What you will do –
Spot every line with the word "emission" and return it.

>> begin Data rows

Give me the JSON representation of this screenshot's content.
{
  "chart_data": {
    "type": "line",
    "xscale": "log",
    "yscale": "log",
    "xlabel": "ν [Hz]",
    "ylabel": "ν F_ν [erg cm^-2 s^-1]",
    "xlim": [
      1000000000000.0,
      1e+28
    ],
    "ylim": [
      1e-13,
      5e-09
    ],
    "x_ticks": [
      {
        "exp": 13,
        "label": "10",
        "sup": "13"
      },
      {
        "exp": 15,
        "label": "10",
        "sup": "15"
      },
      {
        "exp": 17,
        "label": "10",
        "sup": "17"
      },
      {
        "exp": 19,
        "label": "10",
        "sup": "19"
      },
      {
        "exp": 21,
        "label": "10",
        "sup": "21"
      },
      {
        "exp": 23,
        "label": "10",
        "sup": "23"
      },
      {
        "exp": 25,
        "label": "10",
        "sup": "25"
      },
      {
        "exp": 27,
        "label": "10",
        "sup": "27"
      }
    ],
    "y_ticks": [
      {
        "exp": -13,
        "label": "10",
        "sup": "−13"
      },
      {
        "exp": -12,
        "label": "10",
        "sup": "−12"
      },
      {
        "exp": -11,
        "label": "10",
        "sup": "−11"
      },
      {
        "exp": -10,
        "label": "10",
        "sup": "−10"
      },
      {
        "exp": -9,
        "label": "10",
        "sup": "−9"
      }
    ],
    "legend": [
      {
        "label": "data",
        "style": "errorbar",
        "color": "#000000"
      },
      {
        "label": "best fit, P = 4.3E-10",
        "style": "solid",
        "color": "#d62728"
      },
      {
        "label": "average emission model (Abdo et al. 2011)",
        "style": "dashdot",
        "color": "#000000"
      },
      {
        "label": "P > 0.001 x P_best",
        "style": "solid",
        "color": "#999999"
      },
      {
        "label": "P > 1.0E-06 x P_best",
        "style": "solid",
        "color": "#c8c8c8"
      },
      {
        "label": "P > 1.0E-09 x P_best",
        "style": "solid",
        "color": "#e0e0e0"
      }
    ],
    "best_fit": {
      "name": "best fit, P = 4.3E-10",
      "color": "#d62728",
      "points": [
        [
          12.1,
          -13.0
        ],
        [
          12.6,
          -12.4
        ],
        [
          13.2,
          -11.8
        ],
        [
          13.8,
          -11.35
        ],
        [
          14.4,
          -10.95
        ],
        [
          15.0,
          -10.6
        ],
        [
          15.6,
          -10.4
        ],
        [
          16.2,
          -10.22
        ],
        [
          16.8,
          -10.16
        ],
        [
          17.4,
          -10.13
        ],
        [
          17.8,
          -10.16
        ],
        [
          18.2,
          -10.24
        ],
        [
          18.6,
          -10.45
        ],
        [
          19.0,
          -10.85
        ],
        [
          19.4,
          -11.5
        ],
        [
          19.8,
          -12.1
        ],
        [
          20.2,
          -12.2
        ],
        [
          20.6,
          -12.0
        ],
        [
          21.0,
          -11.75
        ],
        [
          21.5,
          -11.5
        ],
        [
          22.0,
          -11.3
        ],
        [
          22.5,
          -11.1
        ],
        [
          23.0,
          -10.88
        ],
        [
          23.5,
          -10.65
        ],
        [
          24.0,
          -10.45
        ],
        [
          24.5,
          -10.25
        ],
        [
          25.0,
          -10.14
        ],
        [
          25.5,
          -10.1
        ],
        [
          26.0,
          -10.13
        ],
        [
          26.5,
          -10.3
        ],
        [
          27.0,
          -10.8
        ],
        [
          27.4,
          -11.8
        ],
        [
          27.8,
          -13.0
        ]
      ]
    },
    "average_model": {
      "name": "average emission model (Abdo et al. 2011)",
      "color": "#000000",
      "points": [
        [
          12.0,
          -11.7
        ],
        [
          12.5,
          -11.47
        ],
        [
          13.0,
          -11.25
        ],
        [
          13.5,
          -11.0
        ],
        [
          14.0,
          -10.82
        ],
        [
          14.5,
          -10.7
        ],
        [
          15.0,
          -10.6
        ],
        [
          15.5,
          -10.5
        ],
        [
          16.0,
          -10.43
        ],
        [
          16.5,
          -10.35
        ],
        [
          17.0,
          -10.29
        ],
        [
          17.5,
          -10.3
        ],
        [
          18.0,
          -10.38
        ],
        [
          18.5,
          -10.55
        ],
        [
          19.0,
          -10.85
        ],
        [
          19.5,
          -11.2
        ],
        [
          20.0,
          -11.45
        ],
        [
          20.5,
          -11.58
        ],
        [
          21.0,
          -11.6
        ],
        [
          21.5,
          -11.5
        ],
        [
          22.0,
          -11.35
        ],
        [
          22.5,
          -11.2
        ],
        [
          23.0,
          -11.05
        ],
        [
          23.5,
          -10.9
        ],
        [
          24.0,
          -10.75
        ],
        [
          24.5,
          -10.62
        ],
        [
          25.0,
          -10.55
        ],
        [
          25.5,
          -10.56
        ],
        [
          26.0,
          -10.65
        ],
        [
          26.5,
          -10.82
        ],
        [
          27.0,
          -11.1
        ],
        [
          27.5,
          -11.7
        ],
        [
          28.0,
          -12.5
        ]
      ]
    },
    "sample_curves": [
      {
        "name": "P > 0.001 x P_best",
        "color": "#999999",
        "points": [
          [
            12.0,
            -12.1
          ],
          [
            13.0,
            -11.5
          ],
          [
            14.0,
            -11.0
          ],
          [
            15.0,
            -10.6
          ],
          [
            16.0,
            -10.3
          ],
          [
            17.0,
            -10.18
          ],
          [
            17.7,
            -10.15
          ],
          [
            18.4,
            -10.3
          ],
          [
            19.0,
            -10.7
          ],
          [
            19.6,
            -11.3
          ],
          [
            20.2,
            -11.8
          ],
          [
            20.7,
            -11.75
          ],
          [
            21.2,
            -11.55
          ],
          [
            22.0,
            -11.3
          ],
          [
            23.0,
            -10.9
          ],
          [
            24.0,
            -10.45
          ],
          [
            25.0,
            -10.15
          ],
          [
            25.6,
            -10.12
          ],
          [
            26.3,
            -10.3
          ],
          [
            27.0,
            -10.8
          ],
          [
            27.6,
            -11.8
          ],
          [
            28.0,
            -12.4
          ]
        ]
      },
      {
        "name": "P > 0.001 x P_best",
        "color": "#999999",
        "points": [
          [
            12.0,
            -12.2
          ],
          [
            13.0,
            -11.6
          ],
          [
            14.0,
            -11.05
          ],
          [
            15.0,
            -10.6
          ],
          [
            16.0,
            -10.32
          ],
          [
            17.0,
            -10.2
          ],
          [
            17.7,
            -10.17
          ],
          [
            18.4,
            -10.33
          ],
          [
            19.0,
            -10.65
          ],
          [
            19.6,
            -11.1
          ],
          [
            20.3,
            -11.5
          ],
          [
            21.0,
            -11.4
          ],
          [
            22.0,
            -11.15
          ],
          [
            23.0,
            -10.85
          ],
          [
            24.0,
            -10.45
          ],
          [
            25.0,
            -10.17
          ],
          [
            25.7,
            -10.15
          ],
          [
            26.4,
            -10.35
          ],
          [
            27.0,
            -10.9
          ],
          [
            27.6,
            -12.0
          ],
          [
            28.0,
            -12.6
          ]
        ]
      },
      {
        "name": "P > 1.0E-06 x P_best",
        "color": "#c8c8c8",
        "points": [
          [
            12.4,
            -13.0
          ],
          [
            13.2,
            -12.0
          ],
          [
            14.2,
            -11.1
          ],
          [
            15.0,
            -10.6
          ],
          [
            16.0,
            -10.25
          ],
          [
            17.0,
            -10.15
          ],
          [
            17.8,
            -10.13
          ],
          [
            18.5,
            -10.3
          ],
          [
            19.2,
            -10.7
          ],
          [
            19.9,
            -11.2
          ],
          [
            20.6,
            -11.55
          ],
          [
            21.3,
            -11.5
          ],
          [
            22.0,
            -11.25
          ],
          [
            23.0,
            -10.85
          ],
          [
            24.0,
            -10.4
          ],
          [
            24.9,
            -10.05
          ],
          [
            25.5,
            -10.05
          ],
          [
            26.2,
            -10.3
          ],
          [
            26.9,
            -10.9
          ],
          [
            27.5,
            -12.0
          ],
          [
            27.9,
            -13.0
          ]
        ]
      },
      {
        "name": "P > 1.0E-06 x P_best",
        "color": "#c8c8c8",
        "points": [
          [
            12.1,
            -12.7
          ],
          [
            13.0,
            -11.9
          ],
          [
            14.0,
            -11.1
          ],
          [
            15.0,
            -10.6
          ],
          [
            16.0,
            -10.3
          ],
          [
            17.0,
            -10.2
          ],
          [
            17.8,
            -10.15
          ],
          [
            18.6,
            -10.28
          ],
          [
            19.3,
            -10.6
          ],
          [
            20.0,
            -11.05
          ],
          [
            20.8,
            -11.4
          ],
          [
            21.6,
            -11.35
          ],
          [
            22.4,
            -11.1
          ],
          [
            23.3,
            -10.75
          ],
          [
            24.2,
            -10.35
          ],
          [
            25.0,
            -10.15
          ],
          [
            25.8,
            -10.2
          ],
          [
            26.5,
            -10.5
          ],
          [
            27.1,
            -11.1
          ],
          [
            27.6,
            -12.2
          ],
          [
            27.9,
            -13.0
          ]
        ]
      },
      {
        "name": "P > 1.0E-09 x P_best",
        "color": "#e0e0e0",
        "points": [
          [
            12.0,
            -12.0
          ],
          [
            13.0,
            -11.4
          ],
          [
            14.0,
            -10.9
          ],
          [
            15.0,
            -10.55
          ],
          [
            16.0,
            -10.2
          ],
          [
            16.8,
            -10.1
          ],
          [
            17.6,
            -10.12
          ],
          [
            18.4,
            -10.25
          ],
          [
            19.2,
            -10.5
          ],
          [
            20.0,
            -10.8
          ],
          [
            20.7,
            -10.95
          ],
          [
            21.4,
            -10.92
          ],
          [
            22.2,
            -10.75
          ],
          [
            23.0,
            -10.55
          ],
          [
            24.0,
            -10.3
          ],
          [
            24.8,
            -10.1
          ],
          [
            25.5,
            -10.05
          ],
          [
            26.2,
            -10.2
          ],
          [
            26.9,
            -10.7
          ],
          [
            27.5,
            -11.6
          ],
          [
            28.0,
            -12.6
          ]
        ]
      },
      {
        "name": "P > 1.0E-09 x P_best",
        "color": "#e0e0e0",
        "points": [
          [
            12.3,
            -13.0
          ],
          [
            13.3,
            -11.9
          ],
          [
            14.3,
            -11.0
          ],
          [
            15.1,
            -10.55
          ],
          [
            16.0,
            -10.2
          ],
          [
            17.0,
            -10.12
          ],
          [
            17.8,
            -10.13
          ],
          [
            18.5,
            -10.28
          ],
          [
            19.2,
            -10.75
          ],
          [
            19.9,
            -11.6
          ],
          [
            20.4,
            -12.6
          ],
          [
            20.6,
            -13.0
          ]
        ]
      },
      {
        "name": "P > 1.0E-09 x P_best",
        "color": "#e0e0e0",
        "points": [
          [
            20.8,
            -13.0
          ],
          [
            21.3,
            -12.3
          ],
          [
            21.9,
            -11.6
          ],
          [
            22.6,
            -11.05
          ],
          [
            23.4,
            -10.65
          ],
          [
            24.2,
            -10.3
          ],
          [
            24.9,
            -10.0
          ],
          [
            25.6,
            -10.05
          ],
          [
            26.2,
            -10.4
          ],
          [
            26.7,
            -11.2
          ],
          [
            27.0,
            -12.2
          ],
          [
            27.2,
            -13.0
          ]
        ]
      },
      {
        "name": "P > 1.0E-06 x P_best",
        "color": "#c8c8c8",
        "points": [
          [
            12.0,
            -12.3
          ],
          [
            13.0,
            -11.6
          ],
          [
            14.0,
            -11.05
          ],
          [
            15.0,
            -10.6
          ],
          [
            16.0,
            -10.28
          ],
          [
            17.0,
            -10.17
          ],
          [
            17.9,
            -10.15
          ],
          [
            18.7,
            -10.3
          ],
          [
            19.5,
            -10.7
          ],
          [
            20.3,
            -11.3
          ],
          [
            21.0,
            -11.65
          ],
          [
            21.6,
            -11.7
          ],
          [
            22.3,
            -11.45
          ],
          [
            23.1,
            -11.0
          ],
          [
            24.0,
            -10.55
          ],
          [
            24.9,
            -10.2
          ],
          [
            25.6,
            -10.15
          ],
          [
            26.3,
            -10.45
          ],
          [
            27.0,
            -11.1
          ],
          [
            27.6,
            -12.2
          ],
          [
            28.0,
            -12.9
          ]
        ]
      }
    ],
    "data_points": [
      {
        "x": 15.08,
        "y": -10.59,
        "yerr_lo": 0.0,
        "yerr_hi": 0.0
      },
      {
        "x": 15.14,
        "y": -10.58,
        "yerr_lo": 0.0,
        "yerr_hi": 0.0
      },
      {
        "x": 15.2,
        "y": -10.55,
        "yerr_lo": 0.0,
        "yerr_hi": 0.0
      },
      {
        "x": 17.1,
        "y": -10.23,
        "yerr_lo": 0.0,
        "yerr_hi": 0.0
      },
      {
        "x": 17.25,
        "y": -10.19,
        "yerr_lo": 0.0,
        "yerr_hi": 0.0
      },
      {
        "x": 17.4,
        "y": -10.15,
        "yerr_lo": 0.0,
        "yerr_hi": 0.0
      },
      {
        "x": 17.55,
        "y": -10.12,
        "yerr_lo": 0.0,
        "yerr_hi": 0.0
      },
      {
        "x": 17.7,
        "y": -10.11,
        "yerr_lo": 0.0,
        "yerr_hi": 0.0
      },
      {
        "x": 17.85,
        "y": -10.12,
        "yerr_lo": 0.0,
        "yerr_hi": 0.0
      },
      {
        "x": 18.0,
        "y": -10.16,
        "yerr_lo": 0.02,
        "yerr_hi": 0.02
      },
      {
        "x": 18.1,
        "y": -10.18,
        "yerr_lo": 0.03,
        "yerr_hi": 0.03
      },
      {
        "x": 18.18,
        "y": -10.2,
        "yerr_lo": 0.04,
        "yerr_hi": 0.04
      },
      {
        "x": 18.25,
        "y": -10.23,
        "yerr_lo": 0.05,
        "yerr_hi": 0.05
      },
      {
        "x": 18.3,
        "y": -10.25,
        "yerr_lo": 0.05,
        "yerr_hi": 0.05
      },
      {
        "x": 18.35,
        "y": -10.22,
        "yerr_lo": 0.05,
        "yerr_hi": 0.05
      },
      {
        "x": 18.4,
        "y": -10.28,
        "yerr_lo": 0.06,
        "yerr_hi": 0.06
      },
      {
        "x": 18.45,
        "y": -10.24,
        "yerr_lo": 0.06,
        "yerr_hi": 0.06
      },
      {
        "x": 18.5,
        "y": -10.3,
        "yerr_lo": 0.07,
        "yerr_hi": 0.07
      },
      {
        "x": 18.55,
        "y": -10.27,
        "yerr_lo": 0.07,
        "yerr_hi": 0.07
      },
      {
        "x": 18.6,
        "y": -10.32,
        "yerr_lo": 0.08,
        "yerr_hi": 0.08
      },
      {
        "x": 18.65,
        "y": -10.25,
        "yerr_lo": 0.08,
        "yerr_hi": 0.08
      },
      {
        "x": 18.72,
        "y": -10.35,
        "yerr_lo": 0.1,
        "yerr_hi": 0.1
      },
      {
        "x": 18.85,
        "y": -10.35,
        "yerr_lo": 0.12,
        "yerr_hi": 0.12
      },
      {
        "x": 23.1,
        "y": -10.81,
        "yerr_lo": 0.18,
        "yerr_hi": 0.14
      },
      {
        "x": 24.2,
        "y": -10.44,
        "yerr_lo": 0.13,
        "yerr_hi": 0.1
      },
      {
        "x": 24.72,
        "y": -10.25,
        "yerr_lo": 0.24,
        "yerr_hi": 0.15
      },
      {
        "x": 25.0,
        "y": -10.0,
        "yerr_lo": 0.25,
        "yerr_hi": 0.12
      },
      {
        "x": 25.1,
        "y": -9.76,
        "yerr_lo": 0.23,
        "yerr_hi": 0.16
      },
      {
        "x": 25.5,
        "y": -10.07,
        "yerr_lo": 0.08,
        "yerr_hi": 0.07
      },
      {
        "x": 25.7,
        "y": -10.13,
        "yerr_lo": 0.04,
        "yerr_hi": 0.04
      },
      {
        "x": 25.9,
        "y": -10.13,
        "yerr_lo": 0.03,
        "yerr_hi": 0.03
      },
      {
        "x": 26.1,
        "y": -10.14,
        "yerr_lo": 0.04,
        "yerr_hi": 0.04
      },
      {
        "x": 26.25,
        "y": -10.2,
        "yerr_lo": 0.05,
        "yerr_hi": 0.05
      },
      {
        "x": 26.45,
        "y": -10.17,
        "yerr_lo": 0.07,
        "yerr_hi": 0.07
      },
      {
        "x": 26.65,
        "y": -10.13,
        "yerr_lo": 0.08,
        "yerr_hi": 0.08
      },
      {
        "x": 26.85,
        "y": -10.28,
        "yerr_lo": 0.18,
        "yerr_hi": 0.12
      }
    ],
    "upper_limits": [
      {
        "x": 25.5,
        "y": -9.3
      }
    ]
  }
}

>> end Data rows

Output for this task –
        "label": "average emission model (Abdo et al. 2011)",
      "name": "average emission model (Abdo et al. 2011)",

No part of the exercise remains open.